Pull out every line of the rows, starting with the first and going on through the line with "column-stats: unique: 425nulls: 0". Reproduce each one unchanged.
────────
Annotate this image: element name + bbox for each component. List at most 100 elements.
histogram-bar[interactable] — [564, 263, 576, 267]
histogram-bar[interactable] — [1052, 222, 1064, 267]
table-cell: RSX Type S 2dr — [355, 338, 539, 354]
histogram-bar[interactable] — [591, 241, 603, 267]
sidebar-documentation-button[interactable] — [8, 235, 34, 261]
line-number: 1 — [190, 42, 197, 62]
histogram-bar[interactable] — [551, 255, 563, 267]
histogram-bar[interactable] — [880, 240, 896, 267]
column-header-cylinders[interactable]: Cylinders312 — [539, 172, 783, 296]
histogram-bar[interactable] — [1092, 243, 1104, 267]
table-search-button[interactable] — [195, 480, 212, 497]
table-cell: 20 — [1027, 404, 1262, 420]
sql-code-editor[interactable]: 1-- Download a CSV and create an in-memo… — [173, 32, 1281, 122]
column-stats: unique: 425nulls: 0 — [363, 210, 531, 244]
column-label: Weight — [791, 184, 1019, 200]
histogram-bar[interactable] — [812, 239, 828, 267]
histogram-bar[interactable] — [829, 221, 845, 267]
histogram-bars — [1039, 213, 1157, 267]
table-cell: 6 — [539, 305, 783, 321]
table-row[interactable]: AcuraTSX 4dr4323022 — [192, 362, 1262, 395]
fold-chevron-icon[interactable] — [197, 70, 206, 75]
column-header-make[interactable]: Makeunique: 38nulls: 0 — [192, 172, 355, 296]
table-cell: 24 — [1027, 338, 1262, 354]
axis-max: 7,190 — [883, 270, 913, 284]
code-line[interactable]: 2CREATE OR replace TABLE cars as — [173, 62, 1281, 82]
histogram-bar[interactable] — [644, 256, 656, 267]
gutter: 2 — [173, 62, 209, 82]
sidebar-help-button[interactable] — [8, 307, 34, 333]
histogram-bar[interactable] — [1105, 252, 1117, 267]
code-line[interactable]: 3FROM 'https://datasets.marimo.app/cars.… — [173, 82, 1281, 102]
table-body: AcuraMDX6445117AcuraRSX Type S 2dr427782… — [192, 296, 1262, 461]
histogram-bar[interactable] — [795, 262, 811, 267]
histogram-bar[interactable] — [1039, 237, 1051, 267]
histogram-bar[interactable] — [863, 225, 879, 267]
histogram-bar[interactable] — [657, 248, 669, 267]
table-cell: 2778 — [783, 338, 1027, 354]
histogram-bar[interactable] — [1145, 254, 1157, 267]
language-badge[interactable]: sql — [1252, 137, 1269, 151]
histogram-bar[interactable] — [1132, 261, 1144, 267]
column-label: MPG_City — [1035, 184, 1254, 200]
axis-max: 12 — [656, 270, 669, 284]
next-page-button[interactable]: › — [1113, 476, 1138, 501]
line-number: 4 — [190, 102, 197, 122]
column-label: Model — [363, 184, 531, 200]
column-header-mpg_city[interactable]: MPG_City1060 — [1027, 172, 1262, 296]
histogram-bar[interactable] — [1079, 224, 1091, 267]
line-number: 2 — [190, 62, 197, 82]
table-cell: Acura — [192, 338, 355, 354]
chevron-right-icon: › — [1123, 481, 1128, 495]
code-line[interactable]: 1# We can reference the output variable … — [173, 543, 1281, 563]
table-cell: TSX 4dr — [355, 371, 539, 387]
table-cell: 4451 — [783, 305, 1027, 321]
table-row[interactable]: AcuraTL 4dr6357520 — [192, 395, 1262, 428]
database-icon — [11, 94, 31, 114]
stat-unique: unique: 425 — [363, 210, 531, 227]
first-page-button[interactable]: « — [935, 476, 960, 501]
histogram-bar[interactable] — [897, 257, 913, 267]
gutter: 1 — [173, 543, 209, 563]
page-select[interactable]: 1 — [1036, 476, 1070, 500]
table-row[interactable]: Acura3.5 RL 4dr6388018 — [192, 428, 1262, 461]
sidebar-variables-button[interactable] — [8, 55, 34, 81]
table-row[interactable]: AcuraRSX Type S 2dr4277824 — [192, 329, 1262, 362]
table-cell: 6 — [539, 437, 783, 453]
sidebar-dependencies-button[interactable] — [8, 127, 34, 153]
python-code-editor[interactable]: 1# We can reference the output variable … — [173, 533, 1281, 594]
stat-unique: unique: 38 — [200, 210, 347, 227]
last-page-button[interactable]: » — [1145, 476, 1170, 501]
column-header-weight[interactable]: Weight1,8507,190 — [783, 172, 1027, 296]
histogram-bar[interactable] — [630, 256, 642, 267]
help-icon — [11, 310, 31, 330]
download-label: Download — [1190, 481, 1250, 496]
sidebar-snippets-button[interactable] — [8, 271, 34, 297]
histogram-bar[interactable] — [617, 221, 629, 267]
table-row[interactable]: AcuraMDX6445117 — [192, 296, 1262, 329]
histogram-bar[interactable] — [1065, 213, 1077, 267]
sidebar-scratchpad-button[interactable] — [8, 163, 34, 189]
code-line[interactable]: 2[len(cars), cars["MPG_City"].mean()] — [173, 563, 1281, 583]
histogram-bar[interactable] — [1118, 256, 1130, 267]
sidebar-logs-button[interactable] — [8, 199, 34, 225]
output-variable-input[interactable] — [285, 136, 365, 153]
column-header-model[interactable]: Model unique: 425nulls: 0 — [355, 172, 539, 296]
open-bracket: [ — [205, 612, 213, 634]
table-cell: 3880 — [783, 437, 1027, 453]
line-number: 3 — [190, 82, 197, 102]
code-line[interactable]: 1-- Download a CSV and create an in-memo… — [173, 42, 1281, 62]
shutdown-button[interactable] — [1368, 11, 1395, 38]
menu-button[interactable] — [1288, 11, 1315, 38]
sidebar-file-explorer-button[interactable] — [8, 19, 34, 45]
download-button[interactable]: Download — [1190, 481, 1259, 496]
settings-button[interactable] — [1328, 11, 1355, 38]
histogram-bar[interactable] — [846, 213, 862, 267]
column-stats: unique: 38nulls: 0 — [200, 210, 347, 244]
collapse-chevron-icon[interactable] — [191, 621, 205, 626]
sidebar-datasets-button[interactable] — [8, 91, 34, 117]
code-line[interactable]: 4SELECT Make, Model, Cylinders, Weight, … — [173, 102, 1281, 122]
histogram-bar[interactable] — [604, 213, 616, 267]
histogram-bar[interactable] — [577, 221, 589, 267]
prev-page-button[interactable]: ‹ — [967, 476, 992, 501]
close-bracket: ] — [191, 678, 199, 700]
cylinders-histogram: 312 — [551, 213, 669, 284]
────────
• _SOLUTION TO THIS TASK_
Annotate this image: element name + bbox for each component. List at most 100 elements.
histogram-bar[interactable] — [564, 263, 576, 267]
histogram-bar[interactable] — [1052, 222, 1064, 267]
table-cell: RSX Type S 2dr — [355, 338, 539, 354]
histogram-bar[interactable] — [591, 241, 603, 267]
sidebar-documentation-button[interactable] — [8, 235, 34, 261]
line-number: 1 — [190, 42, 197, 62]
histogram-bar[interactable] — [551, 255, 563, 267]
histogram-bar[interactable] — [880, 240, 896, 267]
column-header-cylinders[interactable]: Cylinders312 — [539, 172, 783, 296]
histogram-bar[interactable] — [1092, 243, 1104, 267]
table-search-button[interactable] — [195, 480, 212, 497]
table-cell: 20 — [1027, 404, 1262, 420]
sql-code-editor[interactable]: 1-- Download a CSV and create an in-memo… — [173, 32, 1281, 122]
column-stats: unique: 425nulls: 0 — [363, 210, 531, 244]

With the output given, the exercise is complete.